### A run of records
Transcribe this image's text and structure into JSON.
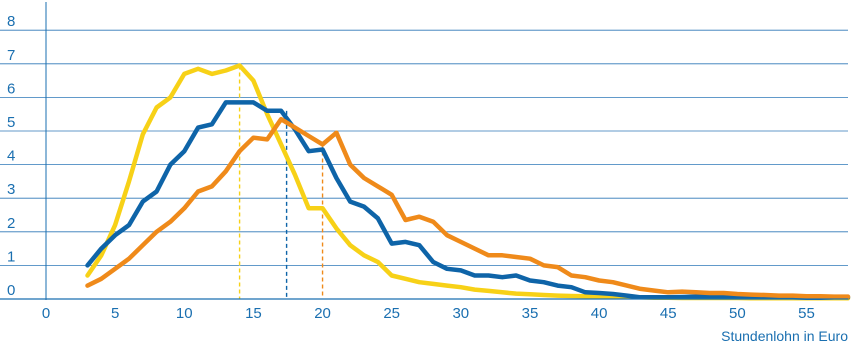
{
  "chart_data": {
    "type": "line",
    "title": "",
    "xlabel": "Stundenlohn in Euro",
    "ylabel": "",
    "xlim": [
      0,
      58
    ],
    "ylim": [
      0,
      8
    ],
    "xticks": [
      0,
      5,
      10,
      15,
      20,
      25,
      30,
      35,
      40,
      45,
      50,
      55
    ],
    "yticks": [
      0,
      1,
      2,
      3,
      4,
      5,
      6,
      7,
      8
    ],
    "grid": "horizontal",
    "legend": "none",
    "series": [
      {
        "color": "#f7d117",
        "x": [
          3,
          4,
          5,
          6,
          7,
          8,
          9,
          10,
          11,
          12,
          13,
          14,
          15,
          16,
          17,
          18,
          19,
          20,
          21,
          22,
          23,
          24,
          25,
          26,
          27,
          28,
          29,
          30,
          31,
          32,
          33,
          34,
          35,
          36,
          37,
          38,
          39,
          40,
          41,
          42,
          43,
          44,
          45,
          46,
          47,
          48,
          49,
          50,
          51,
          52,
          53,
          54,
          55,
          56,
          57,
          58
        ],
        "values": [
          0.7,
          1.3,
          2.2,
          3.5,
          4.9,
          5.7,
          6.0,
          6.7,
          6.85,
          6.7,
          6.8,
          6.95,
          6.5,
          5.5,
          4.6,
          3.7,
          2.7,
          2.7,
          2.1,
          1.6,
          1.3,
          1.1,
          0.7,
          0.6,
          0.5,
          0.45,
          0.4,
          0.35,
          0.28,
          0.24,
          0.2,
          0.16,
          0.14,
          0.12,
          0.1,
          0.09,
          0.08,
          0.07,
          0.06,
          0.05,
          0.05,
          0.04,
          0.04,
          0.03,
          0.03,
          0.03,
          0.03,
          0.03,
          0.02,
          0.02,
          0.02,
          0.02,
          0.02,
          0.02,
          0.02,
          0.02
        ]
      },
      {
        "color": "#0e64a8",
        "x": [
          3,
          4,
          5,
          6,
          7,
          8,
          9,
          10,
          11,
          12,
          13,
          14,
          15,
          16,
          17,
          18,
          19,
          20,
          21,
          22,
          23,
          24,
          25,
          26,
          27,
          28,
          29,
          30,
          31,
          32,
          33,
          34,
          35,
          36,
          37,
          38,
          39,
          40,
          41,
          42,
          43,
          44,
          45,
          46,
          47,
          48,
          49,
          50,
          51,
          52,
          53,
          54,
          55,
          56,
          57,
          58
        ],
        "values": [
          1.0,
          1.5,
          1.9,
          2.2,
          2.9,
          3.2,
          4.0,
          4.4,
          5.1,
          5.2,
          5.85,
          5.85,
          5.85,
          5.6,
          5.6,
          5.05,
          4.4,
          4.45,
          3.6,
          2.9,
          2.75,
          2.4,
          1.65,
          1.7,
          1.6,
          1.1,
          0.9,
          0.85,
          0.7,
          0.7,
          0.65,
          0.7,
          0.55,
          0.5,
          0.4,
          0.35,
          0.2,
          0.18,
          0.15,
          0.1,
          0.05,
          0.05,
          0.05,
          0.06,
          0.07,
          0.07,
          0.07,
          0.06,
          0.06,
          0.05,
          0.05,
          0.05,
          0.04,
          0.04,
          0.05,
          0.05
        ]
      },
      {
        "color": "#ef8a1a",
        "x": [
          3,
          4,
          5,
          6,
          7,
          8,
          9,
          10,
          11,
          12,
          13,
          14,
          15,
          16,
          17,
          18,
          19,
          20,
          21,
          22,
          23,
          24,
          25,
          26,
          27,
          28,
          29,
          30,
          31,
          32,
          33,
          34,
          35,
          36,
          37,
          38,
          39,
          40,
          41,
          42,
          43,
          44,
          45,
          46,
          47,
          48,
          49,
          50,
          51,
          52,
          53,
          54,
          55,
          56,
          57,
          58
        ],
        "values": [
          0.4,
          0.6,
          0.9,
          1.2,
          1.6,
          2.0,
          2.3,
          2.7,
          3.2,
          3.35,
          3.8,
          4.4,
          4.8,
          4.75,
          5.35,
          5.1,
          4.85,
          4.6,
          4.95,
          4.0,
          3.6,
          3.35,
          3.1,
          2.35,
          2.45,
          2.3,
          1.9,
          1.7,
          1.5,
          1.3,
          1.3,
          1.25,
          1.2,
          1.0,
          0.95,
          0.7,
          0.65,
          0.55,
          0.5,
          0.4,
          0.3,
          0.25,
          0.2,
          0.22,
          0.2,
          0.18,
          0.18,
          0.15,
          0.13,
          0.12,
          0.1,
          0.1,
          0.08,
          0.08,
          0.07,
          0.07
        ]
      }
    ],
    "reference_lines": [
      {
        "x": 14,
        "y_top": 6.95,
        "color": "#f7d117"
      },
      {
        "x": 17.4,
        "y_top": 5.6,
        "color": "#0e64a8"
      },
      {
        "x": 20,
        "y_top": 4.6,
        "color": "#ef8a1a"
      }
    ]
  }
}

### Task brief
The pictures should not be reproduced; quote all of the other material exactly.

### Result of the task
Transcribe this image's text and structure into JSON.
{
  "chart_data": {
    "type": "line",
    "title": "",
    "xlabel": "Stundenlohn in Euro",
    "ylabel": "",
    "xlim": [
      0,
      58
    ],
    "ylim": [
      0,
      8
    ],
    "xticks": [
      0,
      5,
      10,
      15,
      20,
      25,
      30,
      35,
      40,
      45,
      50,
      55
    ],
    "yticks": [
      0,
      1,
      2,
      3,
      4,
      5,
      6,
      7,
      8
    ],
    "grid": "horizontal",
    "legend": "none",
    "series": [
      {
        "color": "#f7d117",
        "x": [
          3,
          4,
          5,
          6,
          7,
          8,
          9,
          10,
          11,
          12,
          13,
          14,
          15,
          16,
          17,
          18,
          19,
          20,
          21,
          22,
          23,
          24,
          25,
          26,
          27,
          28,
          29,
          30,
          31,
          32,
          33,
          34,
          35,
          36,
          37,
          38,
          39,
          40,
          41,
          42,
          43,
          44,
          45,
          46,
          47,
          48,
          49,
          50,
          51,
          52,
          53,
          54,
          55,
          56,
          57,
          58
        ],
        "values": [
          0.7,
          1.3,
          2.2,
          3.5,
          4.9,
          5.7,
          6.0,
          6.7,
          6.85,
          6.7,
          6.8,
          6.95,
          6.5,
          5.5,
          4.6,
          3.7,
          2.7,
          2.7,
          2.1,
          1.6,
          1.3,
          1.1,
          0.7,
          0.6,
          0.5,
          0.45,
          0.4,
          0.35,
          0.28,
          0.24,
          0.2,
          0.16,
          0.14,
          0.12,
          0.1,
          0.09,
          0.08,
          0.07,
          0.06,
          0.05,
          0.05,
          0.04,
          0.04,
          0.03,
          0.03,
          0.03,
          0.03,
          0.03,
          0.02,
          0.02,
          0.02,
          0.02,
          0.02,
          0.02,
          0.02,
          0.02
        ]
      },
      {
        "color": "#0e64a8",
        "x": [
          3,
          4,
          5,
          6,
          7,
          8,
          9,
          10,
          11,
          12,
          13,
          14,
          15,
          16,
          17,
          18,
          19,
          20,
          21,
          22,
          23,
          24,
          25,
          26,
          27,
          28,
          29,
          30,
          31,
          32,
          33,
          34,
          35,
          36,
          37,
          38,
          39,
          40,
          41,
          42,
          43,
          44,
          45,
          46,
          47,
          48,
          49,
          50,
          51,
          52,
          53,
          54,
          55,
          56,
          57,
          58
        ],
        "values": [
          1.0,
          1.5,
          1.9,
          2.2,
          2.9,
          3.2,
          4.0,
          4.4,
          5.1,
          5.2,
          5.85,
          5.85,
          5.85,
          5.6,
          5.6,
          5.05,
          4.4,
          4.45,
          3.6,
          2.9,
          2.75,
          2.4,
          1.65,
          1.7,
          1.6,
          1.1,
          0.9,
          0.85,
          0.7,
          0.7,
          0.65,
          0.7,
          0.55,
          0.5,
          0.4,
          0.35,
          0.2,
          0.18,
          0.15,
          0.1,
          0.05,
          0.05,
          0.05,
          0.06,
          0.07,
          0.07,
          0.07,
          0.06,
          0.06,
          0.05,
          0.05,
          0.05,
          0.04,
          0.04,
          0.05,
          0.05
        ]
      },
      {
        "color": "#ef8a1a",
        "x": [
          3,
          4,
          5,
          6,
          7,
          8,
          9,
          10,
          11,
          12,
          13,
          14,
          15,
          16,
          17,
          18,
          19,
          20,
          21,
          22,
          23,
          24,
          25,
          26,
          27,
          28,
          29,
          30,
          31,
          32,
          33,
          34,
          35,
          36,
          37,
          38,
          39,
          40,
          41,
          42,
          43,
          44,
          45,
          46,
          47,
          48,
          49,
          50,
          51,
          52,
          53,
          54,
          55,
          56,
          57,
          58
        ],
        "values": [
          0.4,
          0.6,
          0.9,
          1.2,
          1.6,
          2.0,
          2.3,
          2.7,
          3.2,
          3.35,
          3.8,
          4.4,
          4.8,
          4.75,
          5.35,
          5.1,
          4.85,
          4.6,
          4.95,
          4.0,
          3.6,
          3.35,
          3.1,
          2.35,
          2.45,
          2.3,
          1.9,
          1.7,
          1.5,
          1.3,
          1.3,
          1.25,
          1.2,
          1.0,
          0.95,
          0.7,
          0.65,
          0.55,
          0.5,
          0.4,
          0.3,
          0.25,
          0.2,
          0.22,
          0.2,
          0.18,
          0.18,
          0.15,
          0.13,
          0.12,
          0.1,
          0.1,
          0.08,
          0.08,
          0.07,
          0.07
        ]
      }
    ],
    "reference_lines": [
      {
        "x": 14,
        "y_top": 6.95,
        "color": "#f7d117"
      },
      {
        "x": 17.4,
        "y_top": 5.6,
        "color": "#0e64a8"
      },
      {
        "x": 20,
        "y_top": 4.6,
        "color": "#ef8a1a"
      }
    ]
  }
}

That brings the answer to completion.